Element location listings:
-- start --

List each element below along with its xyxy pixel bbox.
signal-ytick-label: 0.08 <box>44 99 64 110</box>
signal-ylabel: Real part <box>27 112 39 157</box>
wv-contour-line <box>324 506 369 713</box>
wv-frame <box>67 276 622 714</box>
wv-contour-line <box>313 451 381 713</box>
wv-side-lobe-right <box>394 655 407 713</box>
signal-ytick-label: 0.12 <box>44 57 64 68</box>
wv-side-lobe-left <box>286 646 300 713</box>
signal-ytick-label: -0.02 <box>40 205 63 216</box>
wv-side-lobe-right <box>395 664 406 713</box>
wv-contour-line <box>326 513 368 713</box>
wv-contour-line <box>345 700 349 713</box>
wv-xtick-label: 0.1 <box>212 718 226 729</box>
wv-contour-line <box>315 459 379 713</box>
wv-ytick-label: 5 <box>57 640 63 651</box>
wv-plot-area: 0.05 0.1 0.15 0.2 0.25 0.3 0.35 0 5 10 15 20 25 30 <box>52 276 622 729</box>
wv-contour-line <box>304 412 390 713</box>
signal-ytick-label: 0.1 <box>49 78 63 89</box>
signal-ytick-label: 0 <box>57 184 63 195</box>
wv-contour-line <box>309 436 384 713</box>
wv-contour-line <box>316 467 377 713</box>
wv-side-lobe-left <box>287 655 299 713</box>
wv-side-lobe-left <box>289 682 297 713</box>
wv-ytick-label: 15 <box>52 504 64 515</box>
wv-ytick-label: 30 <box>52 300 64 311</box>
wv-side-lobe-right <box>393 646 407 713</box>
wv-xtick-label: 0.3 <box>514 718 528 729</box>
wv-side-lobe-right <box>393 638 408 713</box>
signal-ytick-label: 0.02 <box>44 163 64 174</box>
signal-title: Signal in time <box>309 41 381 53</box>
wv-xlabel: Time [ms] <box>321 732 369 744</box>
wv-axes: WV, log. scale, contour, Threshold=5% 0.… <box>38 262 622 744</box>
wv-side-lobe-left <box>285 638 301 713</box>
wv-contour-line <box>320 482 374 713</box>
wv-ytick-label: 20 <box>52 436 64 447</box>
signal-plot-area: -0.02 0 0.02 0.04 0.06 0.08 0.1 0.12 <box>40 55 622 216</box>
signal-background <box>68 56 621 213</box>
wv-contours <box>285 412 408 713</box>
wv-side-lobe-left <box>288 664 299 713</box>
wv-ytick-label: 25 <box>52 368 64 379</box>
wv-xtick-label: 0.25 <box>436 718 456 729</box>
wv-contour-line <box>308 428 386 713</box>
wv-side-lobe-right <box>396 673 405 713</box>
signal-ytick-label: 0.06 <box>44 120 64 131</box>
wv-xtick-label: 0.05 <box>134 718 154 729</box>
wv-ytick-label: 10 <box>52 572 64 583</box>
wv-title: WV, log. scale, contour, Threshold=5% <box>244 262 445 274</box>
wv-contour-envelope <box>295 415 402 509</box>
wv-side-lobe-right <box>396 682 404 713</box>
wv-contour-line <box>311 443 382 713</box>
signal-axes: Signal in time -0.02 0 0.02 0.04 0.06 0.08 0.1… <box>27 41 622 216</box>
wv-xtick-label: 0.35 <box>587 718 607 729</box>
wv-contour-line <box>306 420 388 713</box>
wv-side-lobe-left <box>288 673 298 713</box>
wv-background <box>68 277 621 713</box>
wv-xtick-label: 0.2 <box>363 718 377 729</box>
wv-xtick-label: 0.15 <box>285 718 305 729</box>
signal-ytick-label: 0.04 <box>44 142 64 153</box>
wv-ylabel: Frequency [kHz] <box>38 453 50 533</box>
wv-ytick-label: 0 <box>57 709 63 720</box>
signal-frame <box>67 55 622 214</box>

-- end --

_Aim_
Rewrite the data above with every occurrence of "wv-contour-line" swapped for "wv-isoline", leaving everything else unchanged.

_Answer to the task_
List each element below along with its xyxy pixel bbox.
signal-ytick-label: 0.08 <box>44 99 64 110</box>
signal-ylabel: Real part <box>27 112 39 157</box>
wv-isoline <box>324 506 369 713</box>
wv-frame <box>67 276 622 714</box>
wv-isoline <box>313 451 381 713</box>
wv-side-lobe-right <box>394 655 407 713</box>
signal-ytick-label: 0.12 <box>44 57 64 68</box>
wv-side-lobe-left <box>286 646 300 713</box>
signal-ytick-label: -0.02 <box>40 205 63 216</box>
wv-side-lobe-right <box>395 664 406 713</box>
wv-isoline <box>326 513 368 713</box>
wv-isoline <box>345 700 349 713</box>
wv-xtick-label: 0.1 <box>212 718 226 729</box>
wv-isoline <box>315 459 379 713</box>
wv-ytick-label: 5 <box>57 640 63 651</box>
wv-plot-area: 0.05 0.1 0.15 0.2 0.25 0.3 0.35 0 5 10 15 20 25 30 <box>52 276 622 729</box>
wv-isoline <box>304 412 390 713</box>
signal-ytick-label: 0.1 <box>49 78 63 89</box>
signal-ytick-label: 0 <box>57 184 63 195</box>
wv-isoline <box>309 436 384 713</box>
wv-isoline <box>316 467 377 713</box>
wv-side-lobe-left <box>287 655 299 713</box>
wv-side-lobe-left <box>289 682 297 713</box>
wv-ytick-label: 15 <box>52 504 64 515</box>
wv-ytick-label: 30 <box>52 300 64 311</box>
wv-side-lobe-right <box>393 646 407 713</box>
wv-xtick-label: 0.3 <box>514 718 528 729</box>
wv-side-lobe-right <box>393 638 408 713</box>
signal-ytick-label: 0.02 <box>44 163 64 174</box>
signal-title: Signal in time <box>309 41 381 53</box>
wv-xlabel: Time [ms] <box>321 732 369 744</box>
wv-axes: WV, log. scale, contour, Threshold=5% 0.… <box>38 262 622 744</box>
wv-side-lobe-left <box>285 638 301 713</box>
wv-isoline <box>320 482 374 713</box>
wv-ytick-label: 20 <box>52 436 64 447</box>
signal-plot-area: -0.02 0 0.02 0.04 0.06 0.08 0.1 0.12 <box>40 55 622 216</box>
signal-background <box>68 56 621 213</box>
wv-contours <box>285 412 408 713</box>
wv-side-lobe-left <box>288 664 299 713</box>
wv-ytick-label: 25 <box>52 368 64 379</box>
wv-xtick-label: 0.25 <box>436 718 456 729</box>
wv-isoline <box>308 428 386 713</box>
wv-side-lobe-right <box>396 673 405 713</box>
signal-ytick-label: 0.06 <box>44 120 64 131</box>
wv-xtick-label: 0.05 <box>134 718 154 729</box>
wv-ytick-label: 10 <box>52 572 64 583</box>
wv-title: WV, log. scale, contour, Threshold=5% <box>244 262 445 274</box>
wv-contour-envelope <box>295 415 402 509</box>
wv-side-lobe-right <box>396 682 404 713</box>
wv-isoline <box>311 443 382 713</box>
signal-axes: Signal in time -0.02 0 0.02 0.04 0.06 0.08 0.1… <box>27 41 622 216</box>
wv-xtick-label: 0.35 <box>587 718 607 729</box>
wv-isoline <box>306 420 388 713</box>
wv-side-lobe-left <box>288 673 298 713</box>
wv-background <box>68 277 621 713</box>
wv-xtick-label: 0.2 <box>363 718 377 729</box>
wv-xtick-label: 0.15 <box>285 718 305 729</box>
signal-ytick-label: 0.04 <box>44 142 64 153</box>
wv-ylabel: Frequency [kHz] <box>38 453 50 533</box>
wv-ytick-label: 0 <box>57 709 63 720</box>
signal-frame <box>67 55 622 214</box>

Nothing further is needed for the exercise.